## TASK GOAL
Using the listing below, extract each line that has the word "placeholder" in it.

## EXCERPTED RECORDS
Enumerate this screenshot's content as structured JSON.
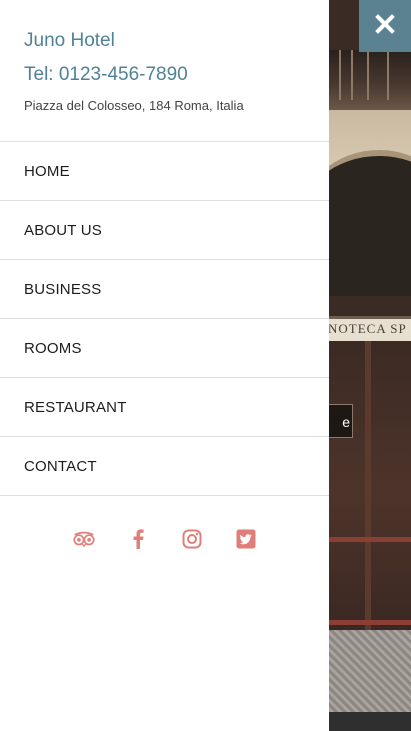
{
  "menu": {
    "hotel_name": "Juno Hotel",
    "phone": "Tel: 0123-456-7890",
    "address": "Piazza del Colosseo, 184 Roma, Italia",
    "items": [
      {
        "label": "HOME"
      },
      {
        "label": "ABOUT US"
      },
      {
        "label": "BUSINESS"
      },
      {
        "label": "ROOMS"
      },
      {
        "label": "RESTAURANT"
      },
      {
        "label": "CONTACT"
      }
    ],
    "social": [
      {
        "icon": "tripadvisor-icon"
      },
      {
        "icon": "facebook-icon"
      },
      {
        "icon": "instagram-icon"
      },
      {
        "icon": "twitter-icon"
      }
    ]
  },
  "close_button": {
    "icon": "close-icon"
  },
  "background": {
    "sign_text": "NOTECA SP",
    "peek_label": "e"
  },
  "colors": {
    "accent": "#4f8296",
    "close_bg": "#5a8290",
    "social": "#e07f7a",
    "divider": "#dddddd"
  }
}
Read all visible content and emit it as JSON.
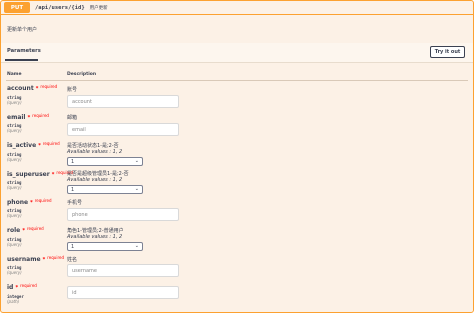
{
  "operation": {
    "method": "PUT",
    "path": "/api/users/{id}",
    "summary": "用户更新",
    "description": "更新单个用户"
  },
  "tabs": {
    "parameters": "Parameters"
  },
  "try_button": "Try it out",
  "columns": {
    "name": "Name",
    "description": "Description"
  },
  "required_label": "required",
  "params": [
    {
      "name": "account",
      "type": "string",
      "in": "(query)",
      "desc": "账号",
      "placeholder": "account"
    },
    {
      "name": "email",
      "type": "string",
      "in": "(query)",
      "desc": "邮箱",
      "placeholder": "email"
    },
    {
      "name": "is_active",
      "type": "string",
      "in": "(query)",
      "desc": "是否活动状态1-是;2-否",
      "available": "Available values : 1, 2",
      "selected": "1"
    },
    {
      "name": "is_superuser",
      "type": "string",
      "in": "(query)",
      "desc": "是否是超级管理员1-是;2-否",
      "available": "Available values : 1, 2",
      "selected": "1"
    },
    {
      "name": "phone",
      "type": "string",
      "in": "(query)",
      "desc": "手机号",
      "placeholder": "phone"
    },
    {
      "name": "role",
      "type": "string",
      "in": "(query)",
      "desc": "角色1-管理员;2-普通用户",
      "available": "Available values : 1, 2",
      "selected": "1"
    },
    {
      "name": "username",
      "type": "string",
      "in": "(query)",
      "desc": "姓名",
      "placeholder": "username"
    },
    {
      "name": "id",
      "type": "integer",
      "in": "(path)",
      "desc": "",
      "placeholder": "id"
    }
  ]
}
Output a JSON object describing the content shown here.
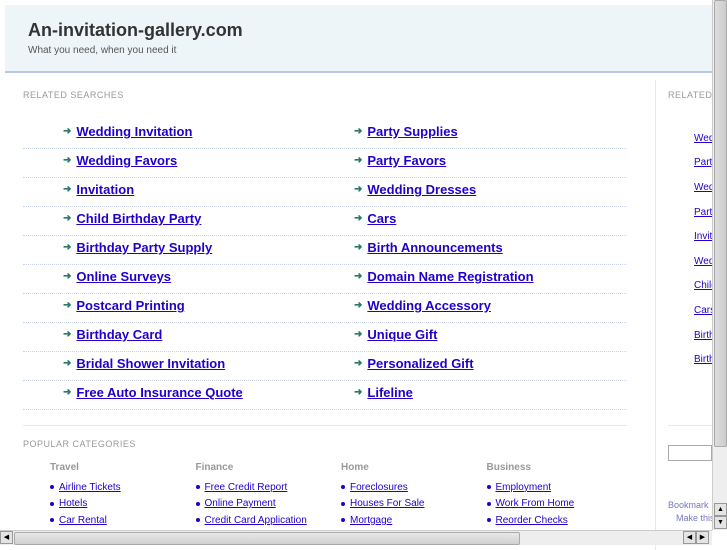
{
  "header": {
    "title": "An-invitation-gallery.com",
    "tagline": "What you need, when you need it"
  },
  "related": {
    "label": "RELATED SEARCHES",
    "left": [
      "Wedding Invitation",
      "Wedding Favors",
      "Invitation",
      "Child Birthday Party",
      "Birthday Party Supply",
      "Online Surveys",
      "Postcard Printing",
      "Birthday Card",
      "Bridal Shower Invitation",
      "Free Auto Insurance Quote"
    ],
    "right": [
      "Party Supplies",
      "Party Favors",
      "Wedding Dresses",
      "Cars",
      "Birth Announcements",
      "Domain Name Registration",
      "Wedding Accessory",
      "Unique Gift",
      "Personalized Gift",
      "Lifeline"
    ]
  },
  "popular": {
    "label": "POPULAR CATEGORIES",
    "categories": [
      {
        "title": "Travel",
        "links": [
          "Airline Tickets",
          "Hotels",
          "Car Rental"
        ]
      },
      {
        "title": "Finance",
        "links": [
          "Free Credit Report",
          "Online Payment",
          "Credit Card Application"
        ]
      },
      {
        "title": "Home",
        "links": [
          "Foreclosures",
          "Houses For Sale",
          "Mortgage"
        ]
      },
      {
        "title": "Business",
        "links": [
          "Employment",
          "Work From Home",
          "Reorder Checks"
        ]
      }
    ]
  },
  "sidebar": {
    "label": "RELATED",
    "links": [
      "Wedding Invitation",
      "Party Supplies",
      "Wedding Favors",
      "Party Favors",
      "Invitation",
      "Wedding Dresses",
      "Child Birthday Party",
      "Cars",
      "Birthday Party Supply",
      "Birth Announcements"
    ],
    "bookmark": "Bookmark",
    "make": "Make this"
  }
}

## THE ANSWER
      "placeholder": "account"
      "placeholder": "email"
      "placeholder": "phone"
      "placeholder": "username"
      "placeholder": "id"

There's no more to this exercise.